**TASK STATEMENT**
Retype every line of the records below, character for character.

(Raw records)
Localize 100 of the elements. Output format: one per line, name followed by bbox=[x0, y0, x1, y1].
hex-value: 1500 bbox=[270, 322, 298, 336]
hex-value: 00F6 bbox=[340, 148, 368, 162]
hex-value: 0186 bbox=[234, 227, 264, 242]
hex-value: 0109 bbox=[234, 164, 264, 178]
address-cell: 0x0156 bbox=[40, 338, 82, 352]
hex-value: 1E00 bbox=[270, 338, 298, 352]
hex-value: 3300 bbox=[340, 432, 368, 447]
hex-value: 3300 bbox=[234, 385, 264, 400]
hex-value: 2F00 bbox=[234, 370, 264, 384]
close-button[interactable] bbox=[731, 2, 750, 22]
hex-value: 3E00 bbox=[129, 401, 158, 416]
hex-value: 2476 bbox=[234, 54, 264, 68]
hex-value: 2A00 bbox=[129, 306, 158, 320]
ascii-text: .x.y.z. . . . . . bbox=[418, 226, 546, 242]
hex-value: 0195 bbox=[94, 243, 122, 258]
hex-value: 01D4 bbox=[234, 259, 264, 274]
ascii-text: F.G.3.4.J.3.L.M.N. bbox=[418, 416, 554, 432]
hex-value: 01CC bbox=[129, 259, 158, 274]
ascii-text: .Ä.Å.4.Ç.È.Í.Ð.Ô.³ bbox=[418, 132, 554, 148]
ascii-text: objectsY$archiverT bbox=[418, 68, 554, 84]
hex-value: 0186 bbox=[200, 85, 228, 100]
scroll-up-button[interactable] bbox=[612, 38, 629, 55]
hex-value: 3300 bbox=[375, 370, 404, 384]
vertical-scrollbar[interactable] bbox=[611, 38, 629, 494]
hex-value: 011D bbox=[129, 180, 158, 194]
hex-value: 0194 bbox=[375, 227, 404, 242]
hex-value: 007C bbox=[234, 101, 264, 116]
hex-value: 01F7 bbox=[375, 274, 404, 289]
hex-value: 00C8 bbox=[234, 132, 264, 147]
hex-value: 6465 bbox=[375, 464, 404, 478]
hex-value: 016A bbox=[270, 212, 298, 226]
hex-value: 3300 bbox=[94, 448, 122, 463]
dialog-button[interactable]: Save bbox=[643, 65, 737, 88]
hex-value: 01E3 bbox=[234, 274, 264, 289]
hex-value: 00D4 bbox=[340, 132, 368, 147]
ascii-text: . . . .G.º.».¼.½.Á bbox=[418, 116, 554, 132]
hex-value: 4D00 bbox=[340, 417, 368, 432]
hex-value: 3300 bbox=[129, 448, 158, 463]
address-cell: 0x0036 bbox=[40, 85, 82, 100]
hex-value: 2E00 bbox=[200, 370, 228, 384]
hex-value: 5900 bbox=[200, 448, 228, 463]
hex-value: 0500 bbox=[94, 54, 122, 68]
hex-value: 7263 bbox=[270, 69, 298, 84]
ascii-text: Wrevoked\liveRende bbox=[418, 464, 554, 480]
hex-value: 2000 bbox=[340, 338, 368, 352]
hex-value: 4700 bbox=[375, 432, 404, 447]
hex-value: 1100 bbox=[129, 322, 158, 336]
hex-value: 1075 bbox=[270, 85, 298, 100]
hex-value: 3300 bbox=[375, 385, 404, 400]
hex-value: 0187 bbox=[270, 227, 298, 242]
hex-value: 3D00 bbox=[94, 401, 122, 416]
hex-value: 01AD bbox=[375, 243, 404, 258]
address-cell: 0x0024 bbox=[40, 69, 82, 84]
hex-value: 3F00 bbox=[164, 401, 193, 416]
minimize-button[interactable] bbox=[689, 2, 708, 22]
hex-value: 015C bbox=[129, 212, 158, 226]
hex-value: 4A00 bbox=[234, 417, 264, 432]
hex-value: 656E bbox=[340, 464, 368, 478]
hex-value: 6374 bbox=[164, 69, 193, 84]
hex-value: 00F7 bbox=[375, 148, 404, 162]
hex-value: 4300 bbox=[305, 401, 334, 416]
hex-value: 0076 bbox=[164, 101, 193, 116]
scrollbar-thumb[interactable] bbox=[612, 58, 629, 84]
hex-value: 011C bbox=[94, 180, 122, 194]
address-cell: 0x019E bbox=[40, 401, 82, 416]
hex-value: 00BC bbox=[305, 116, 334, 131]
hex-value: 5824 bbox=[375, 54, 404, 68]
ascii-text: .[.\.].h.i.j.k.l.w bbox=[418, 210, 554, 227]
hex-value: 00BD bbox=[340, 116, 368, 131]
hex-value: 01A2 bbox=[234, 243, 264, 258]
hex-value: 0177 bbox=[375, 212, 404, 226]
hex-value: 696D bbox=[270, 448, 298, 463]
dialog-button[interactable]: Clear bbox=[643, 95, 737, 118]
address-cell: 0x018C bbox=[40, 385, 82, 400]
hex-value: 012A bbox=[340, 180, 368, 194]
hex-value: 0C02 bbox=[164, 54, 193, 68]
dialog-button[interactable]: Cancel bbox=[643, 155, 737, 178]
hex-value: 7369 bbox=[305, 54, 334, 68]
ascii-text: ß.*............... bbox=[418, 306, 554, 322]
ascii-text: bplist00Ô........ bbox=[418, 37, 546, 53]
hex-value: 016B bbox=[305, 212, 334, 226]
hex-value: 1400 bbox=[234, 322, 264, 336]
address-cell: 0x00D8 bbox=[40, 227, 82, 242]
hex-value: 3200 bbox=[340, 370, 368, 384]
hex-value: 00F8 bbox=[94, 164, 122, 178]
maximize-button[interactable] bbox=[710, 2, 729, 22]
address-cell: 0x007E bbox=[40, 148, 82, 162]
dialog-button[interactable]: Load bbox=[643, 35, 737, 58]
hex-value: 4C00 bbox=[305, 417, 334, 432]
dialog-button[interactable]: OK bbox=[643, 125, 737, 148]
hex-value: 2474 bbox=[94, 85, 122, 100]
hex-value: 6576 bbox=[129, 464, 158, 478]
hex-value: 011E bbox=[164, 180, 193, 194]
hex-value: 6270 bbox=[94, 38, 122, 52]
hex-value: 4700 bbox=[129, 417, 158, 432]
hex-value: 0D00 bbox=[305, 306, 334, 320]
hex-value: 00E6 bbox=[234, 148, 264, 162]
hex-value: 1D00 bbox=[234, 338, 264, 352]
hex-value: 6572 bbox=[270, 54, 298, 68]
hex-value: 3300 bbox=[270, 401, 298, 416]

**FINISHED TASK**
Localize 100 of the elements. Output format: one per line, name followed by bbox=[x0, y0, x1, y1].
hex-value: 1500 bbox=[270, 322, 298, 336]
hex-value: 00F6 bbox=[340, 148, 368, 162]
hex-value: 0186 bbox=[234, 227, 264, 242]
hex-value: 0109 bbox=[234, 164, 264, 178]
address-cell: 0x0156 bbox=[40, 338, 82, 352]
hex-value: 1E00 bbox=[270, 338, 298, 352]
hex-value: 3300 bbox=[340, 432, 368, 447]
hex-value: 3300 bbox=[234, 385, 264, 400]
hex-value: 2F00 bbox=[234, 370, 264, 384]
close-button[interactable] bbox=[731, 2, 750, 22]
hex-value: 3E00 bbox=[129, 401, 158, 416]
hex-value: 2476 bbox=[234, 54, 264, 68]
hex-value: 2A00 bbox=[129, 306, 158, 320]
ascii-text: .x.y.z. . . . . . bbox=[418, 226, 546, 242]
hex-value: 0195 bbox=[94, 243, 122, 258]
hex-value: 01D4 bbox=[234, 259, 264, 274]
ascii-text: F.G.3.4.J.3.L.M.N. bbox=[418, 416, 554, 432]
hex-value: 01CC bbox=[129, 259, 158, 274]
ascii-text: .Ä.Å.4.Ç.È.Í.Ð.Ô.³ bbox=[418, 132, 554, 148]
ascii-text: objectsY$archiverT bbox=[418, 68, 554, 84]
hex-value: 0186 bbox=[200, 85, 228, 100]
scroll-up-button[interactable] bbox=[612, 38, 629, 55]
hex-value: 3300 bbox=[375, 370, 404, 384]
vertical-scrollbar[interactable] bbox=[611, 38, 629, 494]
hex-value: 011D bbox=[129, 180, 158, 194]
hex-value: 0194 bbox=[375, 227, 404, 242]
hex-value: 007C bbox=[234, 101, 264, 116]
hex-value: 01F7 bbox=[375, 274, 404, 289]
hex-value: 00C8 bbox=[234, 132, 264, 147]
hex-value: 6465 bbox=[375, 464, 404, 478]
hex-value: 016A bbox=[270, 212, 298, 226]
hex-value: 3300 bbox=[94, 448, 122, 463]
dialog-button[interactable]: Save bbox=[643, 65, 737, 88]
hex-value: 01E3 bbox=[234, 274, 264, 289]
hex-value: 00D4 bbox=[340, 132, 368, 147]
ascii-text: . . . .G.º.».¼.½.Á bbox=[418, 116, 554, 132]
hex-value: 4D00 bbox=[340, 417, 368, 432]
hex-value: 3300 bbox=[129, 448, 158, 463]
address-cell: 0x0036 bbox=[40, 85, 82, 100]
hex-value: 2E00 bbox=[200, 370, 228, 384]
hex-value: 5900 bbox=[200, 448, 228, 463]
hex-value: 0500 bbox=[94, 54, 122, 68]
hex-value: 7263 bbox=[270, 69, 298, 84]
ascii-text: Wrevoked\liveRende bbox=[418, 464, 554, 480]
hex-value: 2000 bbox=[340, 338, 368, 352]
hex-value: 4700 bbox=[375, 432, 404, 447]
hex-value: 1100 bbox=[129, 322, 158, 336]
hex-value: 1075 bbox=[270, 85, 298, 100]
hex-value: 3300 bbox=[375, 385, 404, 400]
hex-value: 0187 bbox=[270, 227, 298, 242]
hex-value: 3D00 bbox=[94, 401, 122, 416]
hex-value: 01AD bbox=[375, 243, 404, 258]
address-cell: 0x0024 bbox=[40, 69, 82, 84]
hex-value: 3F00 bbox=[164, 401, 193, 416]
minimize-button[interactable] bbox=[689, 2, 708, 22]
hex-value: 015C bbox=[129, 212, 158, 226]
hex-value: 4A00 bbox=[234, 417, 264, 432]
hex-value: 656E bbox=[340, 464, 368, 478]
hex-value: 6374 bbox=[164, 69, 193, 84]
hex-value: 00F7 bbox=[375, 148, 404, 162]
hex-value: 4300 bbox=[305, 401, 334, 416]
hex-value: 0076 bbox=[164, 101, 193, 116]
scrollbar-thumb[interactable] bbox=[612, 58, 629, 84]
hex-value: 011C bbox=[94, 180, 122, 194]
address-cell: 0x019E bbox=[40, 401, 82, 416]
hex-value: 00BC bbox=[305, 116, 334, 131]
hex-value: 5824 bbox=[375, 54, 404, 68]
ascii-text: .[.\.].h.i.j.k.l.w bbox=[418, 210, 554, 227]
hex-value: 00BD bbox=[340, 116, 368, 131]
hex-value: 01A2 bbox=[234, 243, 264, 258]
hex-value: 0177 bbox=[375, 212, 404, 226]
hex-value: 696D bbox=[270, 448, 298, 463]
dialog-button[interactable]: Clear bbox=[643, 95, 737, 118]
address-cell: 0x018C bbox=[40, 385, 82, 400]
hex-value: 012A bbox=[340, 180, 368, 194]
hex-value: 0C02 bbox=[164, 54, 193, 68]
dialog-button[interactable]: Cancel bbox=[643, 155, 737, 178]
hex-value: 7369 bbox=[305, 54, 334, 68]
ascii-text: ß.*............... bbox=[418, 306, 554, 322]
ascii-text: bplist00Ô........ bbox=[418, 37, 546, 53]
hex-value: 016B bbox=[305, 212, 334, 226]
hex-value: 1400 bbox=[234, 322, 264, 336]
address-cell: 0x00D8 bbox=[40, 227, 82, 242]
hex-value: 3200 bbox=[340, 370, 368, 384]
hex-value: 00F8 bbox=[94, 164, 122, 178]
maximize-button[interactable] bbox=[710, 2, 729, 22]
address-cell: 0x007E bbox=[40, 148, 82, 162]
dialog-button[interactable]: Load bbox=[643, 35, 737, 58]
hex-value: 4C00 bbox=[305, 417, 334, 432]
dialog-button[interactable]: OK bbox=[643, 125, 737, 148]
hex-value: 2474 bbox=[94, 85, 122, 100]
hex-value: 6576 bbox=[129, 464, 158, 478]
hex-value: 011E bbox=[164, 180, 193, 194]
hex-value: 6270 bbox=[94, 38, 122, 52]
hex-value: 4700 bbox=[129, 417, 158, 432]
hex-value: 0D00 bbox=[305, 306, 334, 320]
hex-value: 00E6 bbox=[234, 148, 264, 162]
hex-value: 1D00 bbox=[234, 338, 264, 352]
hex-value: 6572 bbox=[270, 54, 298, 68]
hex-value: 3300 bbox=[270, 401, 298, 416]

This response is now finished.